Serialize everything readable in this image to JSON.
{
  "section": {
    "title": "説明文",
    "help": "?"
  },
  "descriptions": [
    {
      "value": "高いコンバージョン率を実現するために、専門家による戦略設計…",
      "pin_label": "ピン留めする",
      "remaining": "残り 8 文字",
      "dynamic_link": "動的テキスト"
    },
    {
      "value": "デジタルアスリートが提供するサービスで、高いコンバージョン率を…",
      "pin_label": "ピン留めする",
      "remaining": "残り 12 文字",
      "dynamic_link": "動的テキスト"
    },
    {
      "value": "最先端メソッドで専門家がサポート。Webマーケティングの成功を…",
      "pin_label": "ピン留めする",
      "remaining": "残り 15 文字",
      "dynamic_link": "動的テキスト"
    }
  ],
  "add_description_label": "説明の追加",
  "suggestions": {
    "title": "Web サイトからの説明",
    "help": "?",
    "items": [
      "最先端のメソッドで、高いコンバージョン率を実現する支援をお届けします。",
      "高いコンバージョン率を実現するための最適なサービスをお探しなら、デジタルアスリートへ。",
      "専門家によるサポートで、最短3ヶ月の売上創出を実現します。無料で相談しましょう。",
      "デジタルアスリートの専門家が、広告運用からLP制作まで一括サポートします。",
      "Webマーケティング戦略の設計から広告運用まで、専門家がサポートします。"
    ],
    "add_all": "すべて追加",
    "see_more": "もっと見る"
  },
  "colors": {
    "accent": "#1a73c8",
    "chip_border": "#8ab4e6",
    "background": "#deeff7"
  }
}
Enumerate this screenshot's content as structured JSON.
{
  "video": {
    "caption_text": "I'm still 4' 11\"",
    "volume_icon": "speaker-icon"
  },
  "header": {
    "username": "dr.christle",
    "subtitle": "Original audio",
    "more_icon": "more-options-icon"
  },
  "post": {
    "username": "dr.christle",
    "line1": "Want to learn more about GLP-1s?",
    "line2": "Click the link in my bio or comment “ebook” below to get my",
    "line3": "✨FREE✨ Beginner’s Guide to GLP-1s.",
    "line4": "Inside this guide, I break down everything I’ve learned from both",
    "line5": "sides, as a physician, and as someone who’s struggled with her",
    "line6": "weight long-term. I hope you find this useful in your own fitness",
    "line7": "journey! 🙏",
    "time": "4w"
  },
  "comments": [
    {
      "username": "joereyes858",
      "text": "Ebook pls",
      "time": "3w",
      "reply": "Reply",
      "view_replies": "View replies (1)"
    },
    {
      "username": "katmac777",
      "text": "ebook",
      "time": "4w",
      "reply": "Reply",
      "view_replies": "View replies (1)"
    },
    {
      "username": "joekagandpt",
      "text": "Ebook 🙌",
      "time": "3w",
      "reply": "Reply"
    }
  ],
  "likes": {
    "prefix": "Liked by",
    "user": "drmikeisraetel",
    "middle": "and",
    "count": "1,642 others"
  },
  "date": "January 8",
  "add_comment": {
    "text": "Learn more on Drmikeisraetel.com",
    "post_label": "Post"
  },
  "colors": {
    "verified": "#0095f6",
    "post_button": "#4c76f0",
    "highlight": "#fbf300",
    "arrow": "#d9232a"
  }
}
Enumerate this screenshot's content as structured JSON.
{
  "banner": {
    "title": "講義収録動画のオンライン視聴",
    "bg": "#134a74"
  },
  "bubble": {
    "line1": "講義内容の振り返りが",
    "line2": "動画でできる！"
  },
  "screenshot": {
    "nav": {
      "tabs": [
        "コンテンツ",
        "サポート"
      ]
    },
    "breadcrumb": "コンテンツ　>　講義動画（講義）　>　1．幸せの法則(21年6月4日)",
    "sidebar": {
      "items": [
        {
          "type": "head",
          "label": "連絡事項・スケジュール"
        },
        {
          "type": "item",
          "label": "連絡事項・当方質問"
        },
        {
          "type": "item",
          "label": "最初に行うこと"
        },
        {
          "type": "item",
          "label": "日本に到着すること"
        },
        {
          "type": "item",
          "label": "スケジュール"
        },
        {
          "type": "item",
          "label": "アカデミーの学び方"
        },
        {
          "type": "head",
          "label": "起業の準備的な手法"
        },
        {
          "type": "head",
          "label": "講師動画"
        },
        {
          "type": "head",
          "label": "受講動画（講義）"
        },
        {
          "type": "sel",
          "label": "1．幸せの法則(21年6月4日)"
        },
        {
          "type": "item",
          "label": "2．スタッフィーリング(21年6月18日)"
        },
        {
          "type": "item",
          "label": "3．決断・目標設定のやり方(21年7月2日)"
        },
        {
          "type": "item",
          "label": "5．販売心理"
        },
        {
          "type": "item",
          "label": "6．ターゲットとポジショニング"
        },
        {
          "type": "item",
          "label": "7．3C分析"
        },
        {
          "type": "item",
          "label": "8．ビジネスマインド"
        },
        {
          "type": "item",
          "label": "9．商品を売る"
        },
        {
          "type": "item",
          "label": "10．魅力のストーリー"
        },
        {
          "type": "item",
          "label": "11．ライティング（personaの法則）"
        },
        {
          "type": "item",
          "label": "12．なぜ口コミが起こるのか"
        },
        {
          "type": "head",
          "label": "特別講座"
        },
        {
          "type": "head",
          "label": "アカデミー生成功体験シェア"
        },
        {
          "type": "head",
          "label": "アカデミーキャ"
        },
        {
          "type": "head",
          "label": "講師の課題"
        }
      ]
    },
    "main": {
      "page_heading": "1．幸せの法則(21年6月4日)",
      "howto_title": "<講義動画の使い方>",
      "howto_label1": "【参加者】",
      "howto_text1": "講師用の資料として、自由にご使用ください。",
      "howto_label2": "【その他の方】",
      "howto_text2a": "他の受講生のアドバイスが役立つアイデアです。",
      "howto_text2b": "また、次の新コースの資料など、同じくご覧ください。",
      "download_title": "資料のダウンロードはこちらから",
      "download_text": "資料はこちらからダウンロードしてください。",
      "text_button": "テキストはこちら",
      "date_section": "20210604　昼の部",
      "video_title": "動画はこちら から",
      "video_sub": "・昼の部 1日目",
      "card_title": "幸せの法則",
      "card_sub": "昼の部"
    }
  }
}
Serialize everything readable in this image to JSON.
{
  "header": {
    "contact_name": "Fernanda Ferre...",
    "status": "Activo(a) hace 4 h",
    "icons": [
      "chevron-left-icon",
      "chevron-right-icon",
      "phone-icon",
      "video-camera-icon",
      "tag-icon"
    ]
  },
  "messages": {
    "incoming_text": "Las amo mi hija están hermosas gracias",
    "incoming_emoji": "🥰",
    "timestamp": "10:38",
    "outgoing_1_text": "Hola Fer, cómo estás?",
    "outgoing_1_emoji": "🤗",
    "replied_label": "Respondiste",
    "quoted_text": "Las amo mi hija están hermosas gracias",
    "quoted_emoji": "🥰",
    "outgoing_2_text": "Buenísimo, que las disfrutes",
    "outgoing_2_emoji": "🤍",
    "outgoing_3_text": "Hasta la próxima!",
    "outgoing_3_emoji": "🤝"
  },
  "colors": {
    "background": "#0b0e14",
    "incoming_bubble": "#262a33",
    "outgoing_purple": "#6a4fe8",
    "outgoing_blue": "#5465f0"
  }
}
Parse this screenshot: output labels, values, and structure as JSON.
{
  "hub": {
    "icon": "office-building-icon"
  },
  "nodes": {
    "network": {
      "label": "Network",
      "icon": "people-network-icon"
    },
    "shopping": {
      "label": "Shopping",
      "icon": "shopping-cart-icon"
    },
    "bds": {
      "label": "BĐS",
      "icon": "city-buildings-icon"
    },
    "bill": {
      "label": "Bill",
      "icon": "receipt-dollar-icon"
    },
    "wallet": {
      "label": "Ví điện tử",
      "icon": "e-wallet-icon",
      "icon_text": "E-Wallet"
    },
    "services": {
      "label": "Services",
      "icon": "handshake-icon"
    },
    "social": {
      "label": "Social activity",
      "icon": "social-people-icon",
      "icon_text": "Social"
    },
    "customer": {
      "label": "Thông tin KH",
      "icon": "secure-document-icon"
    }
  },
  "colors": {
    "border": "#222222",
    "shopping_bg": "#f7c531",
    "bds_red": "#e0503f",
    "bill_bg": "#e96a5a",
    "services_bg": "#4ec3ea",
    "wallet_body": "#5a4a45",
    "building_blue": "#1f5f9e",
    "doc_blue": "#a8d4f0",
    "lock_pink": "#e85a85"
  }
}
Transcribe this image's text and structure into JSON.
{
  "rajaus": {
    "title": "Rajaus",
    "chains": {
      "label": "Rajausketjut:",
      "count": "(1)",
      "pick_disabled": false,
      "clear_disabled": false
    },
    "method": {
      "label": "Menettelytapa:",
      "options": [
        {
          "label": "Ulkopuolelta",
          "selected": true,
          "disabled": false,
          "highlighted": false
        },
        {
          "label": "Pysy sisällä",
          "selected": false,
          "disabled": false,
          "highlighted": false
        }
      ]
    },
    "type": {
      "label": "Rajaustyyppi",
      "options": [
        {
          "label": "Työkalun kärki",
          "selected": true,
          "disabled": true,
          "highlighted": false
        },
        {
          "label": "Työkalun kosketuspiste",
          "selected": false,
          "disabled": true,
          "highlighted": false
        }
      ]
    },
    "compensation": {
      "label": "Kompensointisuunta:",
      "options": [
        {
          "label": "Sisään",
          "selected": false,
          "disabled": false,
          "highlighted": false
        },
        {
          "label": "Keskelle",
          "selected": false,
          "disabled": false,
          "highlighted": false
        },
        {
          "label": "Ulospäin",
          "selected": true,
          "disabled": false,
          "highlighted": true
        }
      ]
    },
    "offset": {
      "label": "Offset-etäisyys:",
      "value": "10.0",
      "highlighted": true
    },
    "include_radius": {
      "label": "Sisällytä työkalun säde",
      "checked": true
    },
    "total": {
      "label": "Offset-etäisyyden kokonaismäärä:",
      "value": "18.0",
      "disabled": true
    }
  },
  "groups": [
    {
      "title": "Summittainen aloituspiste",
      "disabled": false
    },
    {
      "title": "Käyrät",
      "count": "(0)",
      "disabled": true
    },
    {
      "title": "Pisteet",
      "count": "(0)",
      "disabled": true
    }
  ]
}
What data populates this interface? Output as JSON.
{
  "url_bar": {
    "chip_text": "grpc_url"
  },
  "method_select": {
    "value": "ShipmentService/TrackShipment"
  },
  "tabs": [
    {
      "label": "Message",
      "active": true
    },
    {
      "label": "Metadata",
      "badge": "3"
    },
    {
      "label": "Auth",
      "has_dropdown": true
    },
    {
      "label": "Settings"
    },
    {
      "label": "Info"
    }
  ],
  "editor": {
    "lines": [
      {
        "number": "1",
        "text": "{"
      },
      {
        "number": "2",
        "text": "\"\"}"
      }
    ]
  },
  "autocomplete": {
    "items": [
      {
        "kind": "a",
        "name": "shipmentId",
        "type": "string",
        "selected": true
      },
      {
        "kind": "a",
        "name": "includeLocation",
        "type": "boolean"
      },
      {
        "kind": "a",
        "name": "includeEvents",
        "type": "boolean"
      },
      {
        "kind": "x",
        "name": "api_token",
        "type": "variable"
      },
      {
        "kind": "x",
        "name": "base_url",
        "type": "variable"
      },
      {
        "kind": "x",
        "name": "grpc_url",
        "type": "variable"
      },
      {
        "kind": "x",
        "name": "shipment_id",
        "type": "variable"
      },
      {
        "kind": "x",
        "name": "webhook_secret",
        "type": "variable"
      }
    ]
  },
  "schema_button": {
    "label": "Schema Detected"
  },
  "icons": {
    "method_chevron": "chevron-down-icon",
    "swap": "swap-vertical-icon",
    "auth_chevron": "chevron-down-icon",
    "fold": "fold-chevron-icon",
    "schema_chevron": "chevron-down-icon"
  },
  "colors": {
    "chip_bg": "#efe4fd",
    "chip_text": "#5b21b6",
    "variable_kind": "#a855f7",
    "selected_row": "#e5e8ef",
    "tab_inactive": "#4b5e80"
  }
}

***

▸ **Exercise instructions**: The answer consists only of the lines from the one containing "What data populates" to the end of the records, each written out exactly.

▸ **Completed exercise**:
What data populates this interface? Output as JSON.
{
  "url_bar": {
    "chip_text": "grpc_url"
  },
  "method_select": {
    "value": "ShipmentService/TrackShipment"
  },
  "tabs": [
    {
      "label": "Message",
      "active": true
    },
    {
      "label": "Metadata",
      "badge": "3"
    },
    {
      "label": "Auth",
      "has_dropdown": true
    },
    {
      "label": "Settings"
    },
    {
      "label": "Info"
    }
  ],
  "editor": {
    "lines": [
      {
        "number": "1",
        "text": "{"
      },
      {
        "number": "2",
        "text": "\"\"}"
      }
    ]
  },
  "autocomplete": {
    "items": [
      {
        "kind": "a",
        "name": "shipmentId",
        "type": "string",
        "selected": true
      },
      {
        "kind": "a",
        "name": "includeLocation",
        "type": "boolean"
      },
      {
        "kind": "a",
        "name": "includeEvents",
        "type": "boolean"
      },
      {
        "kind": "x",
        "name": "api_token",
        "type": "variable"
      },
      {
        "kind": "x",
        "name": "base_url",
        "type": "variable"
      },
      {
        "kind": "x",
        "name": "grpc_url",
        "type": "variable"
      },
      {
        "kind": "x",
        "name": "shipment_id",
        "type": "variable"
      },
      {
        "kind": "x",
        "name": "webhook_secret",
        "type": "variable"
      }
    ]
  },
  "schema_button": {
    "label": "Schema Detected"
  },
  "icons": {
    "method_chevron": "chevron-down-icon",
    "swap": "swap-vertical-icon",
    "auth_chevron": "chevron-down-icon",
    "fold": "fold-chevron-icon",
    "schema_chevron": "chevron-down-icon"
  },
  "colors": {
    "chip_bg": "#efe4fd",
    "chip_text": "#5b21b6",
    "variable_kind": "#a855f7",
    "selected_row": "#e5e8ef",
    "tab_inactive": "#4b5e80"
  }
}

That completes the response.